# Rows from a figure dataset
▬▬▬▬▬▬▬▬▬▬

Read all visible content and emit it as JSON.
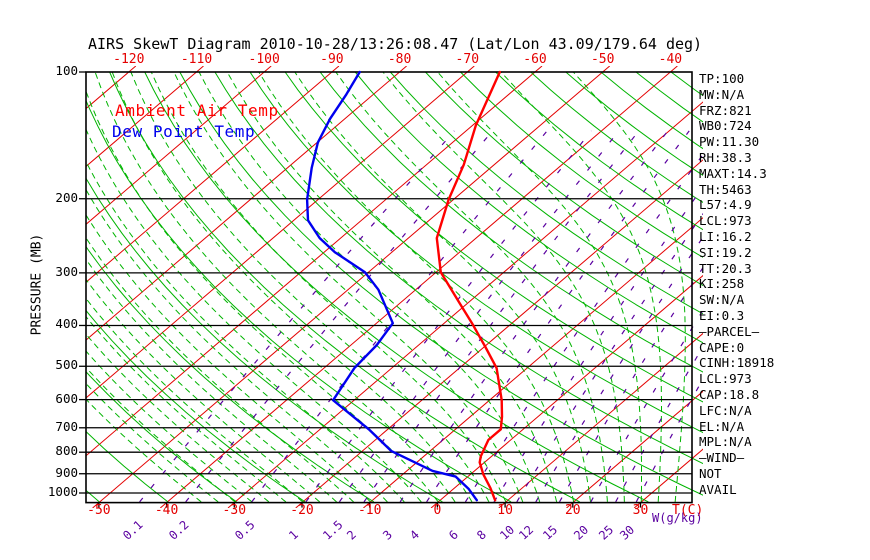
{
  "title": "AIRS SkewT Diagram 2010-10-28/13:26:08.47 (Lat/Lon 43.09/179.64 deg)",
  "legend": {
    "ambient_label": "Ambient Air Temp",
    "dewpoint_label": "Dew Point Temp"
  },
  "axes": {
    "pressure_axis_title": "PRESSURE (MB)",
    "pressure_ticks": [
      100,
      200,
      300,
      400,
      500,
      600,
      700,
      800,
      900,
      1000
    ],
    "top_temp_ticks": [
      -120,
      -110,
      -100,
      -90,
      -80,
      -70,
      -60,
      -50,
      -40
    ],
    "bottom_temp_ticks": [
      -50,
      -40,
      -30,
      -20,
      -10,
      0,
      10,
      20,
      30
    ],
    "temp_unit_label": "T(C)",
    "mixing_unit_label": "W(g/kg)",
    "mixing_ratio_ticks": [
      0.1,
      0.2,
      0.5,
      1,
      1.5,
      2,
      3,
      4,
      6,
      8,
      10,
      12,
      15,
      20,
      25,
      30
    ]
  },
  "stats_panel": {
    "lines": [
      "TP:100",
      "MW:N/A",
      "FRZ:821",
      "WB0:724",
      "PW:11.30",
      "RH:38.3",
      "MAXT:14.3",
      "TH:5463",
      "L57:4.9",
      "LCL:973",
      "LI:16.2",
      "SI:19.2",
      "TT:20.3",
      "KI:258",
      "SW:N/A",
      "EI:0.3",
      "–PARCEL–",
      "CAPE:0",
      "CINH:18918",
      "LCL:973",
      "CAP:18.8",
      "LFC:N/A",
      "EL:N/A",
      "MPL:N/A",
      "–WIND–",
      "NOT",
      "AVAIL"
    ]
  },
  "colors": {
    "isotherm": "#e40000",
    "dry_adiabat": "#00b400",
    "moist_adiabat": "#00b400",
    "mixing_ratio": "#5a00a0",
    "pressure_line": "#000000",
    "ambient_curve": "#ff0000",
    "dewpoint_curve": "#0000ee",
    "frame": "#000000"
  },
  "chart_data": {
    "type": "line",
    "diagram": "skew-t-log-p",
    "title": "AIRS SkewT Diagram 2010-10-28/13:26:08.47 (Lat/Lon 43.09/179.64 deg)",
    "pressure_axis": {
      "scale": "log",
      "range_mb": [
        100,
        1050
      ],
      "labeled_levels_mb": [
        100,
        200,
        300,
        400,
        500,
        600,
        700,
        800,
        900,
        1000
      ]
    },
    "temperature_axis": {
      "unit": "C",
      "isotherm_min": -120,
      "isotherm_max": 30,
      "isotherm_step": 10,
      "skew": "top labels -120..-40, bottom labels -50..30"
    },
    "background_lines": {
      "dry_adiabats_theta_k": {
        "min": 220,
        "max": 450,
        "step": 10
      },
      "moist_adiabats_surface_temp_c": {
        "min": -35,
        "max": 35,
        "step": 2.5
      },
      "mixing_ratio_g_kg": [
        0.1,
        0.2,
        0.5,
        1,
        1.5,
        2,
        3,
        4,
        6,
        8,
        10,
        12,
        15,
        20,
        25,
        30
      ]
    },
    "series": [
      {
        "name": "Ambient Air Temp",
        "color": "#ff0000",
        "points_p_t": [
          [
            100,
            -65.2
          ],
          [
            134,
            -59.5
          ],
          [
            166,
            -54.5
          ],
          [
            201,
            -50.7
          ],
          [
            248,
            -45.8
          ],
          [
            299,
            -39.3
          ],
          [
            354,
            -31.2
          ],
          [
            395,
            -25.9
          ],
          [
            450,
            -19.8
          ],
          [
            505,
            -14.5
          ],
          [
            602,
            -8.2
          ],
          [
            659,
            -5.3
          ],
          [
            706,
            -3.3
          ],
          [
            748,
            -3.3
          ],
          [
            818,
            -1.6
          ],
          [
            846,
            -0.7
          ],
          [
            903,
            1.9
          ],
          [
            973,
            5.3
          ],
          [
            1040,
            8.1
          ]
        ]
      },
      {
        "name": "Dew Point Temp",
        "color": "#0000ee",
        "points_p_t": [
          [
            100,
            -85.9
          ],
          [
            113,
            -84.0
          ],
          [
            129,
            -82.2
          ],
          [
            147,
            -79.9
          ],
          [
            169,
            -76.4
          ],
          [
            201,
            -71.6
          ],
          [
            225,
            -67.9
          ],
          [
            248,
            -63.1
          ],
          [
            268,
            -58.4
          ],
          [
            299,
            -50.5
          ],
          [
            329,
            -45.5
          ],
          [
            395,
            -37.6
          ],
          [
            445,
            -36.2
          ],
          [
            505,
            -35.5
          ],
          [
            602,
            -33.1
          ],
          [
            706,
            -22.8
          ],
          [
            795,
            -15.7
          ],
          [
            886,
            -6.2
          ],
          [
            914,
            -1.8
          ],
          [
            977,
            2.2
          ],
          [
            1040,
            5.4
          ]
        ]
      }
    ],
    "legend_position": "upper-left inside plot",
    "grid": "isotherms, dry adiabats, moist adiabats, mixing-ratio lines, horizontal pressure lines"
  }
}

▬▬▬▬▬▬▬▬▬▬

# Task objective
Quote the preceding listing precisely and completely, omitting its images.

# Solution to this exercise
Read all visible content and emit it as JSON.
{
  "title": "AIRS SkewT Diagram 2010-10-28/13:26:08.47 (Lat/Lon 43.09/179.64 deg)",
  "legend": {
    "ambient_label": "Ambient Air Temp",
    "dewpoint_label": "Dew Point Temp"
  },
  "axes": {
    "pressure_axis_title": "PRESSURE (MB)",
    "pressure_ticks": [
      100,
      200,
      300,
      400,
      500,
      600,
      700,
      800,
      900,
      1000
    ],
    "top_temp_ticks": [
      -120,
      -110,
      -100,
      -90,
      -80,
      -70,
      -60,
      -50,
      -40
    ],
    "bottom_temp_ticks": [
      -50,
      -40,
      -30,
      -20,
      -10,
      0,
      10,
      20,
      30
    ],
    "temp_unit_label": "T(C)",
    "mixing_unit_label": "W(g/kg)",
    "mixing_ratio_ticks": [
      0.1,
      0.2,
      0.5,
      1,
      1.5,
      2,
      3,
      4,
      6,
      8,
      10,
      12,
      15,
      20,
      25,
      30
    ]
  },
  "stats_panel": {
    "lines": [
      "TP:100",
      "MW:N/A",
      "FRZ:821",
      "WB0:724",
      "PW:11.30",
      "RH:38.3",
      "MAXT:14.3",
      "TH:5463",
      "L57:4.9",
      "LCL:973",
      "LI:16.2",
      "SI:19.2",
      "TT:20.3",
      "KI:258",
      "SW:N/A",
      "EI:0.3",
      "–PARCEL–",
      "CAPE:0",
      "CINH:18918",
      "LCL:973",
      "CAP:18.8",
      "LFC:N/A",
      "EL:N/A",
      "MPL:N/A",
      "–WIND–",
      "NOT",
      "AVAIL"
    ]
  },
  "colors": {
    "isotherm": "#e40000",
    "dry_adiabat": "#00b400",
    "moist_adiabat": "#00b400",
    "mixing_ratio": "#5a00a0",
    "pressure_line": "#000000",
    "ambient_curve": "#ff0000",
    "dewpoint_curve": "#0000ee",
    "frame": "#000000"
  },
  "chart_data": {
    "type": "line",
    "diagram": "skew-t-log-p",
    "title": "AIRS SkewT Diagram 2010-10-28/13:26:08.47 (Lat/Lon 43.09/179.64 deg)",
    "pressure_axis": {
      "scale": "log",
      "range_mb": [
        100,
        1050
      ],
      "labeled_levels_mb": [
        100,
        200,
        300,
        400,
        500,
        600,
        700,
        800,
        900,
        1000
      ]
    },
    "temperature_axis": {
      "unit": "C",
      "isotherm_min": -120,
      "isotherm_max": 30,
      "isotherm_step": 10,
      "skew": "top labels -120..-40, bottom labels -50..30"
    },
    "background_lines": {
      "dry_adiabats_theta_k": {
        "min": 220,
        "max": 450,
        "step": 10
      },
      "moist_adiabats_surface_temp_c": {
        "min": -35,
        "max": 35,
        "step": 2.5
      },
      "mixing_ratio_g_kg": [
        0.1,
        0.2,
        0.5,
        1,
        1.5,
        2,
        3,
        4,
        6,
        8,
        10,
        12,
        15,
        20,
        25,
        30
      ]
    },
    "series": [
      {
        "name": "Ambient Air Temp",
        "color": "#ff0000",
        "points_p_t": [
          [
            100,
            -65.2
          ],
          [
            134,
            -59.5
          ],
          [
            166,
            -54.5
          ],
          [
            201,
            -50.7
          ],
          [
            248,
            -45.8
          ],
          [
            299,
            -39.3
          ],
          [
            354,
            -31.2
          ],
          [
            395,
            -25.9
          ],
          [
            450,
            -19.8
          ],
          [
            505,
            -14.5
          ],
          [
            602,
            -8.2
          ],
          [
            659,
            -5.3
          ],
          [
            706,
            -3.3
          ],
          [
            748,
            -3.3
          ],
          [
            818,
            -1.6
          ],
          [
            846,
            -0.7
          ],
          [
            903,
            1.9
          ],
          [
            973,
            5.3
          ],
          [
            1040,
            8.1
          ]
        ]
      },
      {
        "name": "Dew Point Temp",
        "color": "#0000ee",
        "points_p_t": [
          [
            100,
            -85.9
          ],
          [
            113,
            -84.0
          ],
          [
            129,
            -82.2
          ],
          [
            147,
            -79.9
          ],
          [
            169,
            -76.4
          ],
          [
            201,
            -71.6
          ],
          [
            225,
            -67.9
          ],
          [
            248,
            -63.1
          ],
          [
            268,
            -58.4
          ],
          [
            299,
            -50.5
          ],
          [
            329,
            -45.5
          ],
          [
            395,
            -37.6
          ],
          [
            445,
            -36.2
          ],
          [
            505,
            -35.5
          ],
          [
            602,
            -33.1
          ],
          [
            706,
            -22.8
          ],
          [
            795,
            -15.7
          ],
          [
            886,
            -6.2
          ],
          [
            914,
            -1.8
          ],
          [
            977,
            2.2
          ],
          [
            1040,
            5.4
          ]
        ]
      }
    ],
    "legend_position": "upper-left inside plot",
    "grid": "isotherms, dry adiabats, moist adiabats, mixing-ratio lines, horizontal pressure lines"
  }
}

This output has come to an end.